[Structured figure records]
-----

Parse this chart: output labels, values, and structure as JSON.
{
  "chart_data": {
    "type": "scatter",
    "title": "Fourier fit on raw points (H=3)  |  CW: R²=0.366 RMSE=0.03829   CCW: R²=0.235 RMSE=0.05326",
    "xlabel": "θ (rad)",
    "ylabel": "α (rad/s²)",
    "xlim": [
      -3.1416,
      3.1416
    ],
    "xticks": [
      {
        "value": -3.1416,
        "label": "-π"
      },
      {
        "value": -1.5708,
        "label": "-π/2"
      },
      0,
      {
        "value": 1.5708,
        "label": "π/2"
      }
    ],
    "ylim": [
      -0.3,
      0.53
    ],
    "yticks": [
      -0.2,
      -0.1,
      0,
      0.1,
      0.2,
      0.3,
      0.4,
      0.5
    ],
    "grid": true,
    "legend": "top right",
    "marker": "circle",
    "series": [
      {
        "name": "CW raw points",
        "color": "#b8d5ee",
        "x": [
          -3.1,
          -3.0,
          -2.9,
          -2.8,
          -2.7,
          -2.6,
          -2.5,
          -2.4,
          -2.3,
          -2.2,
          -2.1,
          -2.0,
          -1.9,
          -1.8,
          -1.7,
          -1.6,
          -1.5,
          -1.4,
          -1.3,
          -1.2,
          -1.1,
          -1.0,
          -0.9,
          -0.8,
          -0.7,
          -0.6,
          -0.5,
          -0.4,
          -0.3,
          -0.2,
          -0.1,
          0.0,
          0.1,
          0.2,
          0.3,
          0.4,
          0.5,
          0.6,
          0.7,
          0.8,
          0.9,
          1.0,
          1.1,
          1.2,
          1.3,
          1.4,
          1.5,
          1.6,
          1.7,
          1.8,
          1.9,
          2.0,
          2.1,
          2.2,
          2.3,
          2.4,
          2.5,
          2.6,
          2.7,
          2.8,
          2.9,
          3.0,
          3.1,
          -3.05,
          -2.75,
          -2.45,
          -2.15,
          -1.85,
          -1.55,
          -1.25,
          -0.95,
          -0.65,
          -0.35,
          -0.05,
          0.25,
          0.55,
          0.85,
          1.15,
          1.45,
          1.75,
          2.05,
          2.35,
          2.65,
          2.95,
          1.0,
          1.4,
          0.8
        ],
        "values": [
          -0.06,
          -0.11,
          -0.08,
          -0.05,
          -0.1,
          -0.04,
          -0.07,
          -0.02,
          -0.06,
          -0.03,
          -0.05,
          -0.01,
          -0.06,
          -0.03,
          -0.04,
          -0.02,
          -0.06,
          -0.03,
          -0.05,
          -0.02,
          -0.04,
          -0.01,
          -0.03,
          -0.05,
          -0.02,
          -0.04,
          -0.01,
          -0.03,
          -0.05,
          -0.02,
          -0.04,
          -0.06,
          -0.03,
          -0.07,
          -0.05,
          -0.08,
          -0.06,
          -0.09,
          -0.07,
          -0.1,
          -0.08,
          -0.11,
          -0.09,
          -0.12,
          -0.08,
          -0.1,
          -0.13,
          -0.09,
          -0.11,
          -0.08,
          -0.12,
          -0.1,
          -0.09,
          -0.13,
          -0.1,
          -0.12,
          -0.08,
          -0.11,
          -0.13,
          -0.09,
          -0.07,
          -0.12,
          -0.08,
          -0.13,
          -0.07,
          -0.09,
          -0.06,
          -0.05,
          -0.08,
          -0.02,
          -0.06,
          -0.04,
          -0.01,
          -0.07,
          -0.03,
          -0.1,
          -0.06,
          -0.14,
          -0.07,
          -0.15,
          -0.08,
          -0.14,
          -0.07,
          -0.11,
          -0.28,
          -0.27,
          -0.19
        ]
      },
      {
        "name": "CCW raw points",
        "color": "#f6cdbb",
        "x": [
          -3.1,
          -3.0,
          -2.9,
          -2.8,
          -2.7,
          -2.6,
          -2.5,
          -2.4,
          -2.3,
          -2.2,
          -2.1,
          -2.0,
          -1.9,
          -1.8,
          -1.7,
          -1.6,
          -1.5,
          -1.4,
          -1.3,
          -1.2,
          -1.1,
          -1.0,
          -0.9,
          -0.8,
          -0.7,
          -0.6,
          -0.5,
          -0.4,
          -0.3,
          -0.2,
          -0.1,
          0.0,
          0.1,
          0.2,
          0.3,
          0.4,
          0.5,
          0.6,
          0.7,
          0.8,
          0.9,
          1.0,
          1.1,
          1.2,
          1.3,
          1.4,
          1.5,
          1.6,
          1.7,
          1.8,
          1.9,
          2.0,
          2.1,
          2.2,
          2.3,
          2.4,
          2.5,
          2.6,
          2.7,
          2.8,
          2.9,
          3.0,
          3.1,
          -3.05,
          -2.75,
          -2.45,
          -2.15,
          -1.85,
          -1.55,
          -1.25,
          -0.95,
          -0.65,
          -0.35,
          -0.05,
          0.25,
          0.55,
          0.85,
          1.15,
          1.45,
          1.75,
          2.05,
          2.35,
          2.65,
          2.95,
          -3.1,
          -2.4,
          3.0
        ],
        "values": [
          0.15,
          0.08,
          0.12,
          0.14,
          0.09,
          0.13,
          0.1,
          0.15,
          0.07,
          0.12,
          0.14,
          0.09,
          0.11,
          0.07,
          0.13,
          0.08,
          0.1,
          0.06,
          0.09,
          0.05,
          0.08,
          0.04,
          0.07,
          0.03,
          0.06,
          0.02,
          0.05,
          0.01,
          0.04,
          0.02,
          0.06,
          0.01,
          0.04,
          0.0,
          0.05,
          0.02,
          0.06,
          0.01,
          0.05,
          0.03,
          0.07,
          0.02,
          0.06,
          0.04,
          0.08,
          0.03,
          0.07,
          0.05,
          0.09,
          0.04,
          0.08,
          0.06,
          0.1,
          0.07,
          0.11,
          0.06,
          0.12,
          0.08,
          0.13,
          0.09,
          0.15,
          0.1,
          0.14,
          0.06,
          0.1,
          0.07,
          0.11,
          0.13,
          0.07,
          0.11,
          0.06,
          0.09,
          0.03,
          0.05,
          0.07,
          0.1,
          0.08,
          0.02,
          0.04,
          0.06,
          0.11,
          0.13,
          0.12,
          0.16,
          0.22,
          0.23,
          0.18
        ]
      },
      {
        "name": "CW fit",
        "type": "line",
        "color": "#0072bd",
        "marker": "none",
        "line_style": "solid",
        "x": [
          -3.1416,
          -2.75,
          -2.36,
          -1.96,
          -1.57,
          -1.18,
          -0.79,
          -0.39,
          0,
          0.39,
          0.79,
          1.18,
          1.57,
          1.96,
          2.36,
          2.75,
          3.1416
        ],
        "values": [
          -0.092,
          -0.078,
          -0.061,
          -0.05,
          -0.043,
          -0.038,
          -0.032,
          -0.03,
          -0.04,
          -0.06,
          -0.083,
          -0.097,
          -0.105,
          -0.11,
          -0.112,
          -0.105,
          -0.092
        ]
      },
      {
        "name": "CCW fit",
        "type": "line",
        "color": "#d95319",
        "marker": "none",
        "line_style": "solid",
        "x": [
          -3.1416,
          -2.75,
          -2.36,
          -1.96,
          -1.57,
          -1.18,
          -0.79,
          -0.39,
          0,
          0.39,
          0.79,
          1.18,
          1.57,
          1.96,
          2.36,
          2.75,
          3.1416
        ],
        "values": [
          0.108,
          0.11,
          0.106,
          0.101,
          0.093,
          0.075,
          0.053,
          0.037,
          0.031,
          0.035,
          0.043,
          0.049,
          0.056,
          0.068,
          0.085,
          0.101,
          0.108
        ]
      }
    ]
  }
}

-----

_Your objective_
Each line that has the word "points" should be copied.

_Finished exercise_
    "title": "Fourier fit on raw points (H=3)  |  CW: R²=0.366 RMSE=0.03829   CCW: R²=0.235 RMSE=0.05326",
        "name": "CW raw points",
        "name": "CCW raw points",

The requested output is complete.